PROMPT: Pick out each line of the records that includes the string "zásoba", and copy it.

**** RECORDS FOR THIS EXERCISE ****

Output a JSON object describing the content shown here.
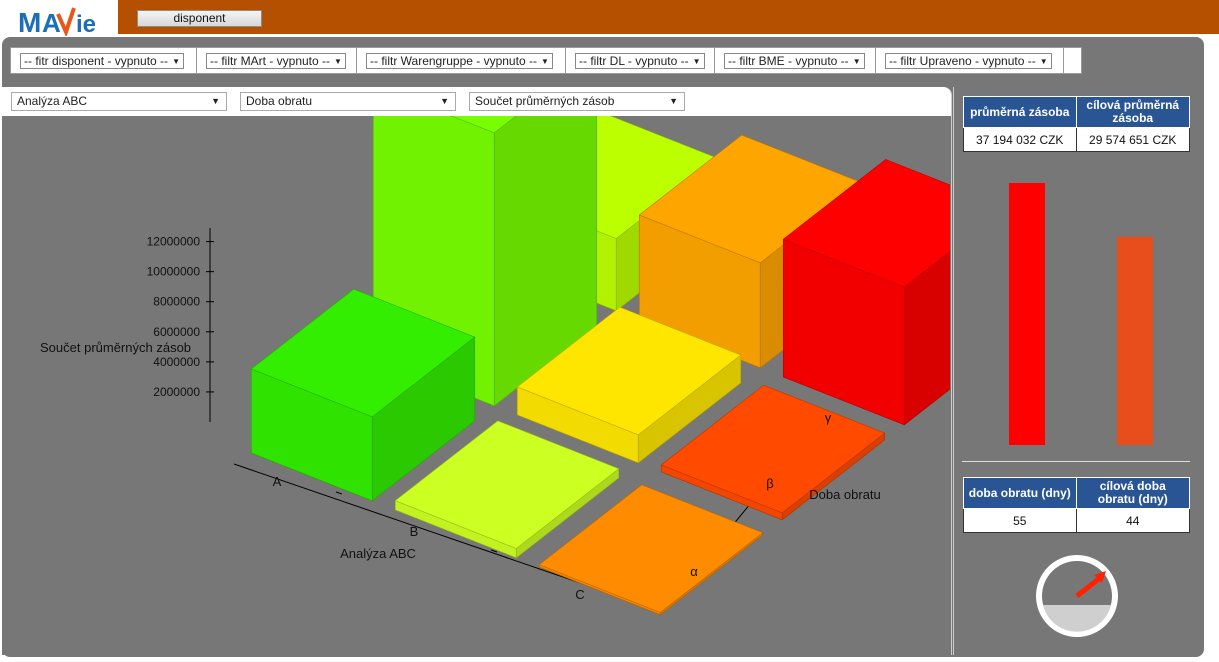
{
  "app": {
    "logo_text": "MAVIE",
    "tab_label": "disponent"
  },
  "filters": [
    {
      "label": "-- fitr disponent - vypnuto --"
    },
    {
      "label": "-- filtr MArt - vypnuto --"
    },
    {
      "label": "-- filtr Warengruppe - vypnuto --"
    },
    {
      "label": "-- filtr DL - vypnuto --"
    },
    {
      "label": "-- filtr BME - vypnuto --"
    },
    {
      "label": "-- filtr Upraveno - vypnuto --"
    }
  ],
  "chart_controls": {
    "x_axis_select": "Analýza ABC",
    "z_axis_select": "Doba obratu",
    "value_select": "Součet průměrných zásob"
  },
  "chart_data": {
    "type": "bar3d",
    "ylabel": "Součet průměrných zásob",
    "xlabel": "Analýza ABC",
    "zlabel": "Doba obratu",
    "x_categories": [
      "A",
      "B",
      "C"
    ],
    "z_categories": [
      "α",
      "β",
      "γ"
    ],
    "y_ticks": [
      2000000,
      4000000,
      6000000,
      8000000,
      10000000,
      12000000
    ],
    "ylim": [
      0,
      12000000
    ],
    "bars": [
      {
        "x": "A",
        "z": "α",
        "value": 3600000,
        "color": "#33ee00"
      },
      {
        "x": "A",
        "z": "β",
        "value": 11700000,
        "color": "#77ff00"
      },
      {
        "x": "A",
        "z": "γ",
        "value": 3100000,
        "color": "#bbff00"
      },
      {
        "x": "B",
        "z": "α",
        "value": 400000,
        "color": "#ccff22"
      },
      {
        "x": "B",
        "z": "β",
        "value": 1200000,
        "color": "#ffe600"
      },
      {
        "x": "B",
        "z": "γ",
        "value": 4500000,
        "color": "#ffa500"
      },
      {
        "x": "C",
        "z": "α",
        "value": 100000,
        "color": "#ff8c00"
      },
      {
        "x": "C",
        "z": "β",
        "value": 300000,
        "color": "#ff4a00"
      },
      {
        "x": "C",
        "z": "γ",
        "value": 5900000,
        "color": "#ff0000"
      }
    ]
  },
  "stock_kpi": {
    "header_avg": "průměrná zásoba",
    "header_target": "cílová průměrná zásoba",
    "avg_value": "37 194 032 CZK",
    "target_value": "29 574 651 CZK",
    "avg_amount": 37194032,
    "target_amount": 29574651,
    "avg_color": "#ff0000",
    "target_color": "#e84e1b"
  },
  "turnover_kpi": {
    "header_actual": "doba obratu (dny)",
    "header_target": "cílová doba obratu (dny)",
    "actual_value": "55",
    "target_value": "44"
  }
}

****
**** RECORDS FOR THIS EXERCISE ****

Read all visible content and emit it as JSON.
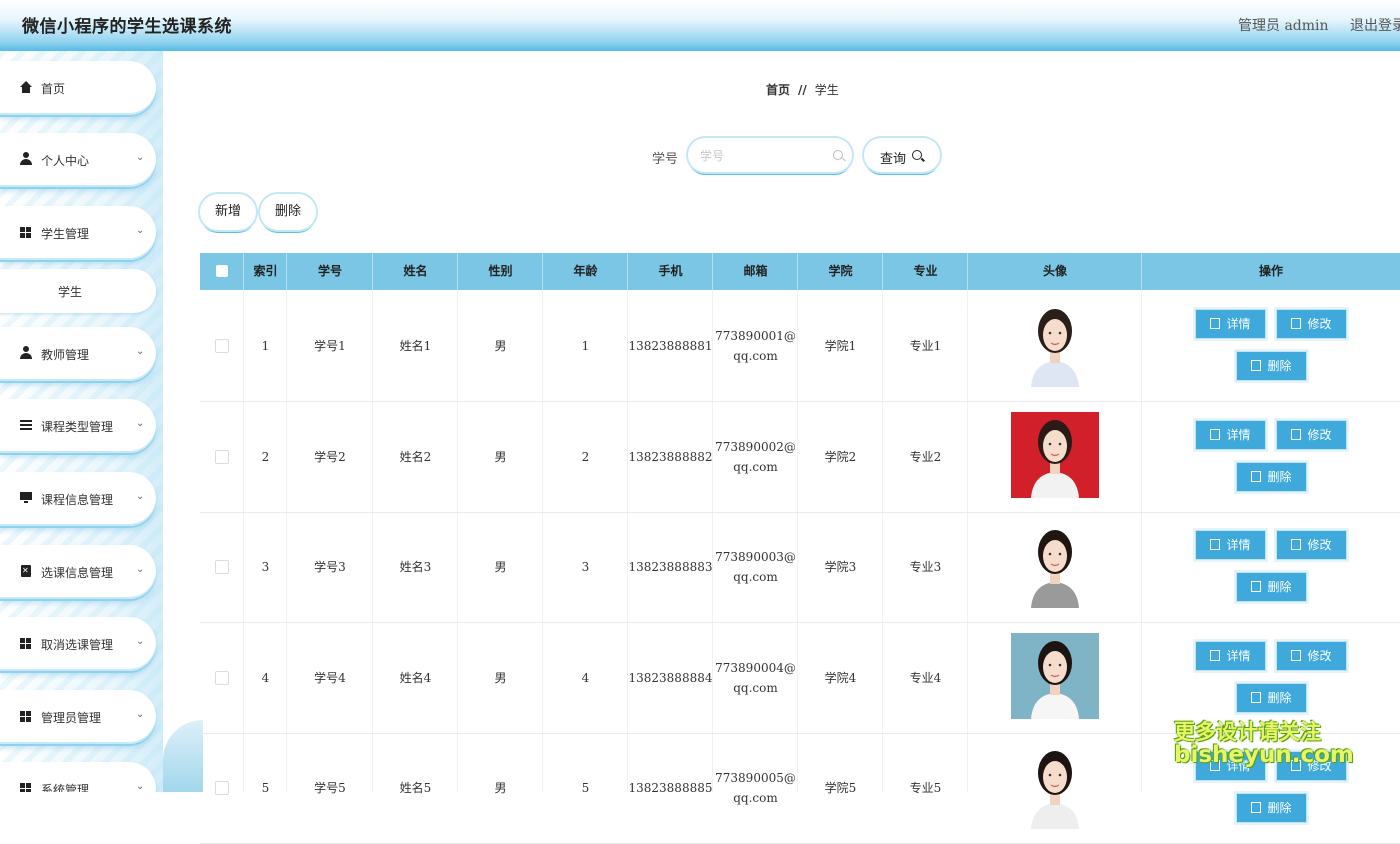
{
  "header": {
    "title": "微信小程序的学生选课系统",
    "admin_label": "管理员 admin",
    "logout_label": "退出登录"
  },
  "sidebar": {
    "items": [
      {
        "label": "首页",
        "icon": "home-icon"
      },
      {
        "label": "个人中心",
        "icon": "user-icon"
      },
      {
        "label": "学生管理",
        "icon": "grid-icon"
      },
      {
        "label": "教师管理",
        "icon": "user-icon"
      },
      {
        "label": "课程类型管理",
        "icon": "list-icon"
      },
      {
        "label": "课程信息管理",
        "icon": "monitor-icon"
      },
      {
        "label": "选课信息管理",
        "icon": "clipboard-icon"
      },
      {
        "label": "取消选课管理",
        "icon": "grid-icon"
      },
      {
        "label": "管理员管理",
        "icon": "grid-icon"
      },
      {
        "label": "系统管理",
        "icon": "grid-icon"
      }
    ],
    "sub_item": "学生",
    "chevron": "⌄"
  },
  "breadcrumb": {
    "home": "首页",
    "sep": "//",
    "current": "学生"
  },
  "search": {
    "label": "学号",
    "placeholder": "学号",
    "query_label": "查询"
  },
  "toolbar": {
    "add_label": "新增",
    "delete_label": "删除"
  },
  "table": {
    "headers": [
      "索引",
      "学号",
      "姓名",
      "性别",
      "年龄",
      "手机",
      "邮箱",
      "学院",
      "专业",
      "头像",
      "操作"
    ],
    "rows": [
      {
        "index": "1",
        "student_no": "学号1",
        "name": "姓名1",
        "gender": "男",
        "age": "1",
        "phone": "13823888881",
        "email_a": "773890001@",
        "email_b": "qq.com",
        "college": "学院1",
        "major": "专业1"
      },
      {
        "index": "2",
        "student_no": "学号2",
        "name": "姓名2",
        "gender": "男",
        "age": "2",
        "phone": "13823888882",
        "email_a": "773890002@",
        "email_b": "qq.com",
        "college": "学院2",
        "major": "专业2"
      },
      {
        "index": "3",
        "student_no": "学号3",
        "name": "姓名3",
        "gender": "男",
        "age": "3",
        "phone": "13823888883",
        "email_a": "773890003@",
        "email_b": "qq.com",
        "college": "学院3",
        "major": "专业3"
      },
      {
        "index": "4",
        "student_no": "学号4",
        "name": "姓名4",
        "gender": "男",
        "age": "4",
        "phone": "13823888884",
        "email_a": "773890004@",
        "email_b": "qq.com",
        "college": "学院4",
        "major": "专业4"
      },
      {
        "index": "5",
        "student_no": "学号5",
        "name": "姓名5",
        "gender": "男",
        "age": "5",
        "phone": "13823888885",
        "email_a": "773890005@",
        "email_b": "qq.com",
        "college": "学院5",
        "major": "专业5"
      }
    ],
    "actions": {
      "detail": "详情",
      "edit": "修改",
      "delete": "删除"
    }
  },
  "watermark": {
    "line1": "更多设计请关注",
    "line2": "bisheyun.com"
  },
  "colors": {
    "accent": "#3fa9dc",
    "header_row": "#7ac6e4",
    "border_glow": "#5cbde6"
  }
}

****

SOLUTION TO THE PROBLEM:
    "header_avg": "průměrná zásoba",
    "header_target": "cílová průměrná zásoba",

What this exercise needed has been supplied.